◆ **PROMPT**
The entries below should be quoted exactly, with no pictures carried over.

Dataset items:
** Start **

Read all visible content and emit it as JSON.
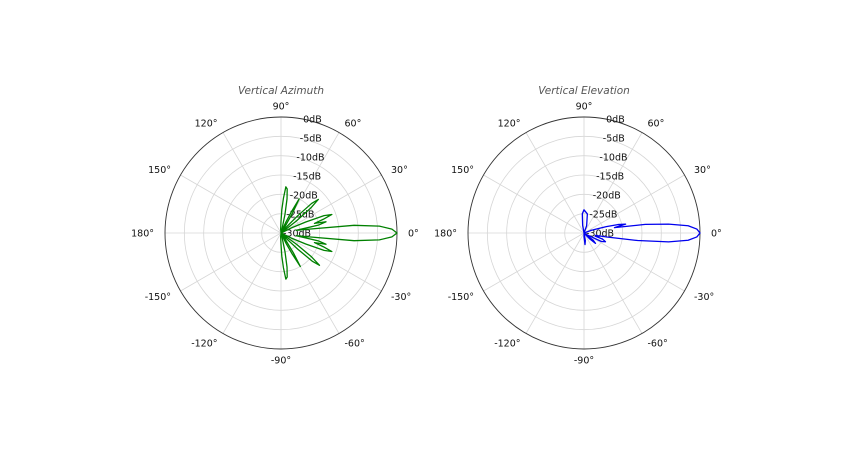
{
  "chart_data": [
    {
      "type": "polar-line",
      "title": "Vertical Azimuth",
      "color": "#008000",
      "angle_ticks": [
        "0°",
        "30°",
        "60°",
        "90°",
        "120°",
        "150°",
        "180°",
        "-150°",
        "-120°",
        "-90°",
        "-60°",
        "-30°"
      ],
      "radial_ticks": [
        "0dB",
        "-5dB",
        "-10dB",
        "-15dB",
        "-20dB",
        "-25dB",
        "-30dB"
      ],
      "r_range_dB": [
        -30,
        0
      ],
      "grid": true,
      "series": [
        {
          "angles_deg": [
            -180,
            -160,
            -140,
            -120,
            -110,
            -100,
            -95,
            -90,
            -88,
            -86,
            -84,
            -82,
            -80,
            -78,
            -76,
            -74,
            -70,
            -66,
            -64,
            -62,
            -60,
            -58,
            -56,
            -54,
            -50,
            -46,
            -44,
            -42,
            -40,
            -38,
            -36,
            -34,
            -30,
            -26,
            -24,
            -22,
            -20,
            -18,
            -16,
            -14,
            -12,
            -10,
            -8,
            -6,
            -4,
            -2,
            0,
            2,
            4,
            6,
            8,
            10,
            12,
            14,
            16,
            18,
            20,
            22,
            24,
            26,
            28,
            30,
            34,
            38,
            40,
            42,
            44,
            46,
            48,
            50,
            54,
            58,
            60,
            62,
            64,
            66,
            70,
            74,
            76,
            78,
            80,
            82,
            84,
            86,
            88,
            90,
            95,
            100,
            110,
            120,
            140,
            160,
            180
          ],
          "values_dB": [
            -30,
            -30,
            -30,
            -30,
            -30,
            -30,
            -29,
            -27,
            -24,
            -21,
            -18,
            -18.5,
            -21,
            -25,
            -29,
            -30,
            -30,
            -30,
            -27,
            -24,
            -20,
            -24,
            -28,
            -30,
            -30,
            -28,
            -24,
            -19,
            -17,
            -20,
            -25,
            -30,
            -30,
            -27,
            -23,
            -18,
            -16,
            -18.5,
            -21,
            -18,
            -20,
            -26,
            -23,
            -11,
            -4.5,
            -1.3,
            0,
            -1.3,
            -4.5,
            -11,
            -23,
            -26,
            -20,
            -18,
            -21,
            -18.5,
            -16,
            -18,
            -23,
            -27,
            -30,
            -30,
            -30,
            -25,
            -20,
            -17,
            -19,
            -24,
            -28,
            -30,
            -30,
            -28,
            -24,
            -20,
            -24,
            -27,
            -30,
            -30,
            -29,
            -25,
            -21,
            -18.5,
            -18,
            -21,
            -24,
            -27,
            -29,
            -30,
            -30,
            -30,
            -30,
            -30,
            -30
          ]
        }
      ]
    },
    {
      "type": "polar-line",
      "title": "Vertical Elevation",
      "color": "#0000ee",
      "angle_ticks": [
        "0°",
        "30°",
        "60°",
        "90°",
        "120°",
        "150°",
        "180°",
        "-150°",
        "-120°",
        "-90°",
        "-60°",
        "-30°"
      ],
      "radial_ticks": [
        "0dB",
        "-5dB",
        "-10dB",
        "-15dB",
        "-20dB",
        "-25dB",
        "-30dB"
      ],
      "r_range_dB": [
        -30,
        0
      ],
      "grid": true,
      "series": [
        {
          "angles_deg": [
            -180,
            -160,
            -140,
            -120,
            -100,
            -90,
            -85,
            -80,
            -75,
            -70,
            -60,
            -50,
            -46,
            -42,
            -38,
            -34,
            -30,
            -26,
            -22,
            -18,
            -16,
            -14,
            -12,
            -10,
            -8,
            -6,
            -4,
            -2,
            0,
            2,
            4,
            6,
            8,
            10,
            12,
            14,
            16,
            18,
            20,
            24,
            30,
            40,
            60,
            70,
            80,
            90,
            95,
            100,
            120,
            140,
            160,
            180
          ],
          "values_dB": [
            -30,
            -30,
            -30,
            -30,
            -30,
            -29,
            -27,
            -28,
            -30,
            -30,
            -30,
            -30,
            -28,
            -26,
            -27,
            -30,
            -29,
            -25,
            -24,
            -25,
            -27,
            -26,
            -27,
            -24,
            -16,
            -8,
            -3,
            -0.8,
            0,
            -0.8,
            -3,
            -8,
            -14,
            -22,
            -19,
            -21,
            -24,
            -27,
            -28,
            -30,
            -30,
            -30,
            -30,
            -28,
            -25,
            -24,
            -25,
            -28,
            -30,
            -30,
            -30,
            -30
          ]
        }
      ]
    }
  ]
}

** End **

◆ **SOLUTION TO THIS PROBLEM**
Read all visible content and emit it as JSON.
{
  "chart_data": [
    {
      "type": "polar-line",
      "title": "Vertical Azimuth",
      "color": "#008000",
      "angle_ticks": [
        "0°",
        "30°",
        "60°",
        "90°",
        "120°",
        "150°",
        "180°",
        "-150°",
        "-120°",
        "-90°",
        "-60°",
        "-30°"
      ],
      "radial_ticks": [
        "0dB",
        "-5dB",
        "-10dB",
        "-15dB",
        "-20dB",
        "-25dB",
        "-30dB"
      ],
      "r_range_dB": [
        -30,
        0
      ],
      "grid": true,
      "series": [
        {
          "angles_deg": [
            -180,
            -160,
            -140,
            -120,
            -110,
            -100,
            -95,
            -90,
            -88,
            -86,
            -84,
            -82,
            -80,
            -78,
            -76,
            -74,
            -70,
            -66,
            -64,
            -62,
            -60,
            -58,
            -56,
            -54,
            -50,
            -46,
            -44,
            -42,
            -40,
            -38,
            -36,
            -34,
            -30,
            -26,
            -24,
            -22,
            -20,
            -18,
            -16,
            -14,
            -12,
            -10,
            -8,
            -6,
            -4,
            -2,
            0,
            2,
            4,
            6,
            8,
            10,
            12,
            14,
            16,
            18,
            20,
            22,
            24,
            26,
            28,
            30,
            34,
            38,
            40,
            42,
            44,
            46,
            48,
            50,
            54,
            58,
            60,
            62,
            64,
            66,
            70,
            74,
            76,
            78,
            80,
            82,
            84,
            86,
            88,
            90,
            95,
            100,
            110,
            120,
            140,
            160,
            180
          ],
          "values_dB": [
            -30,
            -30,
            -30,
            -30,
            -30,
            -30,
            -29,
            -27,
            -24,
            -21,
            -18,
            -18.5,
            -21,
            -25,
            -29,
            -30,
            -30,
            -30,
            -27,
            -24,
            -20,
            -24,
            -28,
            -30,
            -30,
            -28,
            -24,
            -19,
            -17,
            -20,
            -25,
            -30,
            -30,
            -27,
            -23,
            -18,
            -16,
            -18.5,
            -21,
            -18,
            -20,
            -26,
            -23,
            -11,
            -4.5,
            -1.3,
            0,
            -1.3,
            -4.5,
            -11,
            -23,
            -26,
            -20,
            -18,
            -21,
            -18.5,
            -16,
            -18,
            -23,
            -27,
            -30,
            -30,
            -30,
            -25,
            -20,
            -17,
            -19,
            -24,
            -28,
            -30,
            -30,
            -28,
            -24,
            -20,
            -24,
            -27,
            -30,
            -30,
            -29,
            -25,
            -21,
            -18.5,
            -18,
            -21,
            -24,
            -27,
            -29,
            -30,
            -30,
            -30,
            -30,
            -30,
            -30
          ]
        }
      ]
    },
    {
      "type": "polar-line",
      "title": "Vertical Elevation",
      "color": "#0000ee",
      "angle_ticks": [
        "0°",
        "30°",
        "60°",
        "90°",
        "120°",
        "150°",
        "180°",
        "-150°",
        "-120°",
        "-90°",
        "-60°",
        "-30°"
      ],
      "radial_ticks": [
        "0dB",
        "-5dB",
        "-10dB",
        "-15dB",
        "-20dB",
        "-25dB",
        "-30dB"
      ],
      "r_range_dB": [
        -30,
        0
      ],
      "grid": true,
      "series": [
        {
          "angles_deg": [
            -180,
            -160,
            -140,
            -120,
            -100,
            -90,
            -85,
            -80,
            -75,
            -70,
            -60,
            -50,
            -46,
            -42,
            -38,
            -34,
            -30,
            -26,
            -22,
            -18,
            -16,
            -14,
            -12,
            -10,
            -8,
            -6,
            -4,
            -2,
            0,
            2,
            4,
            6,
            8,
            10,
            12,
            14,
            16,
            18,
            20,
            24,
            30,
            40,
            60,
            70,
            80,
            90,
            95,
            100,
            120,
            140,
            160,
            180
          ],
          "values_dB": [
            -30,
            -30,
            -30,
            -30,
            -30,
            -29,
            -27,
            -28,
            -30,
            -30,
            -30,
            -30,
            -28,
            -26,
            -27,
            -30,
            -29,
            -25,
            -24,
            -25,
            -27,
            -26,
            -27,
            -24,
            -16,
            -8,
            -3,
            -0.8,
            0,
            -0.8,
            -3,
            -8,
            -14,
            -22,
            -19,
            -21,
            -24,
            -27,
            -28,
            -30,
            -30,
            -30,
            -30,
            -28,
            -25,
            -24,
            -25,
            -28,
            -30,
            -30,
            -30,
            -30
          ]
        }
      ]
    }
  ]
}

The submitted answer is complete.